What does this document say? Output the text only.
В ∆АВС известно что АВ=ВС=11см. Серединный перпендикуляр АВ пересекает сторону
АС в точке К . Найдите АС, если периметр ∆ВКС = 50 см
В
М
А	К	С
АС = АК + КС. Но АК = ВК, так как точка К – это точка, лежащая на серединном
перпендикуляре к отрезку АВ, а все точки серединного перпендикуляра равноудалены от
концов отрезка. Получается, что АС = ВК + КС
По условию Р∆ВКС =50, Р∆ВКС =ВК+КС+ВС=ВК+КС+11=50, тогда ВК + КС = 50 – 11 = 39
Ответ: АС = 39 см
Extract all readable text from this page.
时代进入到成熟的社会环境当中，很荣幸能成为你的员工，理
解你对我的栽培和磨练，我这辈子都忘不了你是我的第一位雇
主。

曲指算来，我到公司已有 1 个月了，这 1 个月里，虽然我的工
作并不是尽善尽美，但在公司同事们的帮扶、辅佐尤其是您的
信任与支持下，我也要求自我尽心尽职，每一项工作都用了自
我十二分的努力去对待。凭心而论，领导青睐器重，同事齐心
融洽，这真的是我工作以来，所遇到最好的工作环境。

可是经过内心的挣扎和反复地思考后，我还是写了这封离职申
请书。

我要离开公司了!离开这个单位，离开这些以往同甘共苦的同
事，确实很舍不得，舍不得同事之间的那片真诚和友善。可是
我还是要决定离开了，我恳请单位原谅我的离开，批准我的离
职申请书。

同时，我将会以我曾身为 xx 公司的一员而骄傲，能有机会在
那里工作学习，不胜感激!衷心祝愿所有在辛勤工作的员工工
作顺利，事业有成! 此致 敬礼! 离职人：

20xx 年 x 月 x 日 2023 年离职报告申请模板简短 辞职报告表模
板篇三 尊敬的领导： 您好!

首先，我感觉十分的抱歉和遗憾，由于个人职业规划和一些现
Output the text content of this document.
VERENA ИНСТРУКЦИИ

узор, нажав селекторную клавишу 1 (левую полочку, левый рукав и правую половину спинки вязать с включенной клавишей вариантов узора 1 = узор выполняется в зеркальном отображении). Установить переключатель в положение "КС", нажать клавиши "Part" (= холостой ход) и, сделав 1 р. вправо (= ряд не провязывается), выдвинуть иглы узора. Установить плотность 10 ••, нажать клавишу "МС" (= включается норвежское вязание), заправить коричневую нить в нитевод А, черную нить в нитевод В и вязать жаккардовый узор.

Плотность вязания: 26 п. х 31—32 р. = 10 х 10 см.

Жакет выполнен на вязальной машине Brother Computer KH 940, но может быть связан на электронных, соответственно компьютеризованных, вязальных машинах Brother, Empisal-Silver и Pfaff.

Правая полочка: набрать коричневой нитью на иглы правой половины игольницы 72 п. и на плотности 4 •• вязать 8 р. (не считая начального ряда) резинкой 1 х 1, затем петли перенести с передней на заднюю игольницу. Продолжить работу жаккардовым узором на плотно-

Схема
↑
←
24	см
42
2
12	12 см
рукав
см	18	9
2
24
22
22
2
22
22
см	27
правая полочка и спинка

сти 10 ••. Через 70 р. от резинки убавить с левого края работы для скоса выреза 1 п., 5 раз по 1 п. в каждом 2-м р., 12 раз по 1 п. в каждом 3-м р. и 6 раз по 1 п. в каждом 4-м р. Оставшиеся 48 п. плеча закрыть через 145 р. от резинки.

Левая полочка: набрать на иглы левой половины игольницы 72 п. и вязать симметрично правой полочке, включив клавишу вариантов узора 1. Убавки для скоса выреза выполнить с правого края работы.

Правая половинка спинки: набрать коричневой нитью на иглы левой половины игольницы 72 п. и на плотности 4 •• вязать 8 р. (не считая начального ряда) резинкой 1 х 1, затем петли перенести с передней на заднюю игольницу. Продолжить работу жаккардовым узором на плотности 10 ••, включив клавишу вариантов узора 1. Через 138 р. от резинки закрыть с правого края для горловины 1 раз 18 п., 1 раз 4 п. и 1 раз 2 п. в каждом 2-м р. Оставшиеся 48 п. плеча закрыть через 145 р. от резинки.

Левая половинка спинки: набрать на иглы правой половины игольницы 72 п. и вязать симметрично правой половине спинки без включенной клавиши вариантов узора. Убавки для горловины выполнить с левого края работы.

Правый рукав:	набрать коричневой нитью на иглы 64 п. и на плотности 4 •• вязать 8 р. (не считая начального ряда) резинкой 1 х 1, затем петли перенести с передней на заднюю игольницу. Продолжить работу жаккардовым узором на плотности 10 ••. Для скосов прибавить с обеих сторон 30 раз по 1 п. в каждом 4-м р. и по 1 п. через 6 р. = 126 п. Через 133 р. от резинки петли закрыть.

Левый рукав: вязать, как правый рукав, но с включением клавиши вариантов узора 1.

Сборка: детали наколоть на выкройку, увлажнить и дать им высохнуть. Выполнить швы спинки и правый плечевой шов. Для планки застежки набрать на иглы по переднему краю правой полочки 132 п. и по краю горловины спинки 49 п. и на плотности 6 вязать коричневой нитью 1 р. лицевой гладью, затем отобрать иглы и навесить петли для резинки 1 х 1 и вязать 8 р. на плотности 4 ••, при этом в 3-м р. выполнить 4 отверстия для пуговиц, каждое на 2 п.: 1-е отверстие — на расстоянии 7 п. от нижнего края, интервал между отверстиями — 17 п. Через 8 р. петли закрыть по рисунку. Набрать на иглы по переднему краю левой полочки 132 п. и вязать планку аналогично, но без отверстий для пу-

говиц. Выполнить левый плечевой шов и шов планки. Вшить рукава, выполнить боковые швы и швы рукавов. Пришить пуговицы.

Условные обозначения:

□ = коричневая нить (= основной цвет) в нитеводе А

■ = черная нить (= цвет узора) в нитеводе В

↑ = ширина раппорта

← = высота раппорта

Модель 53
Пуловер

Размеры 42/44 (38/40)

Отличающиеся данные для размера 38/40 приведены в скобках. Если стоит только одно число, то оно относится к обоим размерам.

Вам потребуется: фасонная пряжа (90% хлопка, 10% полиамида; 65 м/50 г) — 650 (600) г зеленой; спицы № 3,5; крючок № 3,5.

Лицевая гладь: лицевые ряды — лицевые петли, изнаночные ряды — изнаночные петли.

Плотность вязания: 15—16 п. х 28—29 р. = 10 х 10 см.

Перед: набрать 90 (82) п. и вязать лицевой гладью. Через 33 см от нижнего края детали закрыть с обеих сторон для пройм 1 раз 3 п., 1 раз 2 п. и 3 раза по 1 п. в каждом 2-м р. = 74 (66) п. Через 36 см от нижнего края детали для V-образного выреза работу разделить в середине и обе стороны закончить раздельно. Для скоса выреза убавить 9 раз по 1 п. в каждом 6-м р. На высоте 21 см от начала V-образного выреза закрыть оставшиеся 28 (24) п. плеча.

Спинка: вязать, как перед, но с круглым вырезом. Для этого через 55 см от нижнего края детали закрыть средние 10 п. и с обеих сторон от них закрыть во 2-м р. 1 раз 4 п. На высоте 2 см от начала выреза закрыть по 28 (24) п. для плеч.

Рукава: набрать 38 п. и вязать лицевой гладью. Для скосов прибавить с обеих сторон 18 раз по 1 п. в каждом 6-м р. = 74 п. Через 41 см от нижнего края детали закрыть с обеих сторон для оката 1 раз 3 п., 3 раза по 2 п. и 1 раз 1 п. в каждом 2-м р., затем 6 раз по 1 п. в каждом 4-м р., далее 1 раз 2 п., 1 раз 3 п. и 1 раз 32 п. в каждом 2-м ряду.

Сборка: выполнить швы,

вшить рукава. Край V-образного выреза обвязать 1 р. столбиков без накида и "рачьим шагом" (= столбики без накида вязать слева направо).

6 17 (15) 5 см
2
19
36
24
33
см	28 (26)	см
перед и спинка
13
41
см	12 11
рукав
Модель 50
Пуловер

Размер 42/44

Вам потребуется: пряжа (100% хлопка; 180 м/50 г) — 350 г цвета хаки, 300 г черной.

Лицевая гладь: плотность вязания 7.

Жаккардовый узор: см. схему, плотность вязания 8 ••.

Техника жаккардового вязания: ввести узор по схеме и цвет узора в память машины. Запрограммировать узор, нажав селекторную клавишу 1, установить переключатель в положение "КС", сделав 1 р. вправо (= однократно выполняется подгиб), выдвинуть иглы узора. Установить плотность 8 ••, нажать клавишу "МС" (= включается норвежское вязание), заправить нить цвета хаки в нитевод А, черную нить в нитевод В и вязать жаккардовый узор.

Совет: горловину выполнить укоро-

---------------

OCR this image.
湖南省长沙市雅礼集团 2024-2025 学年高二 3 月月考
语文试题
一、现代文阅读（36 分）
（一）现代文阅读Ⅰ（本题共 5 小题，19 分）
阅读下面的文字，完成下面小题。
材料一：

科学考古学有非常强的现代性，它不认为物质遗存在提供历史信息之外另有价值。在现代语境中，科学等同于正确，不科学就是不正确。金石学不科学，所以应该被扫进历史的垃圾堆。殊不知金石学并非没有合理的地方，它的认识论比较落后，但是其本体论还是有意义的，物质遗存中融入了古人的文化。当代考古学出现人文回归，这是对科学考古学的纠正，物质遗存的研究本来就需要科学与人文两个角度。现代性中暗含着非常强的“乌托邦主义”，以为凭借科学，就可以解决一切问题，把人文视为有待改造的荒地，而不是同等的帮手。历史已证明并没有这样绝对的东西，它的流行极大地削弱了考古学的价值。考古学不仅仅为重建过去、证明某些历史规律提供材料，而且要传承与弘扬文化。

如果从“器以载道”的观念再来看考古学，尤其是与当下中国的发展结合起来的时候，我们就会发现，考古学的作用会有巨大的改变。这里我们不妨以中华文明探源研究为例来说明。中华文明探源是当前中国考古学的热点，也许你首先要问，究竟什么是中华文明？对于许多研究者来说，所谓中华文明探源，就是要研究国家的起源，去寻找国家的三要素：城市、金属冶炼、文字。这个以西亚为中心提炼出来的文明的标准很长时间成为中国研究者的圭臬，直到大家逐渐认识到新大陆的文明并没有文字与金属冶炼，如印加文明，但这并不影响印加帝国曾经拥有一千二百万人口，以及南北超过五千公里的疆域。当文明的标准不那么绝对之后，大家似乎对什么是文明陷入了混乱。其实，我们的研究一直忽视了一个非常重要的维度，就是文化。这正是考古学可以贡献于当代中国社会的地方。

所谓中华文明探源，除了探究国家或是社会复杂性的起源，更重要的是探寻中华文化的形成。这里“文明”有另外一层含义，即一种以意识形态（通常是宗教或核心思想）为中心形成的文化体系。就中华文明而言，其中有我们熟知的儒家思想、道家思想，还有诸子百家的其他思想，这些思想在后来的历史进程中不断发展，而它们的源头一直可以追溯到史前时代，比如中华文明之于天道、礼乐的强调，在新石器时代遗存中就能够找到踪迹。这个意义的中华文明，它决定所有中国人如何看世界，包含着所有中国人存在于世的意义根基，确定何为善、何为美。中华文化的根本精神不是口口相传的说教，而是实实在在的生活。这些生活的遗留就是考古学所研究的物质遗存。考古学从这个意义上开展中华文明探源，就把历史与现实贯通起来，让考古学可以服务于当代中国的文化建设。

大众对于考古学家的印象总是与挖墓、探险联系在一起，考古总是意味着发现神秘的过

---------------

* _GOAL OF THE EXERCISE_
In the entries above, identify every line with the word "text". Copy those lines.

* _WORKED ANSWER_
What does this document say? Output the text only.
Extract all readable text from this page.
Output the text content of this document.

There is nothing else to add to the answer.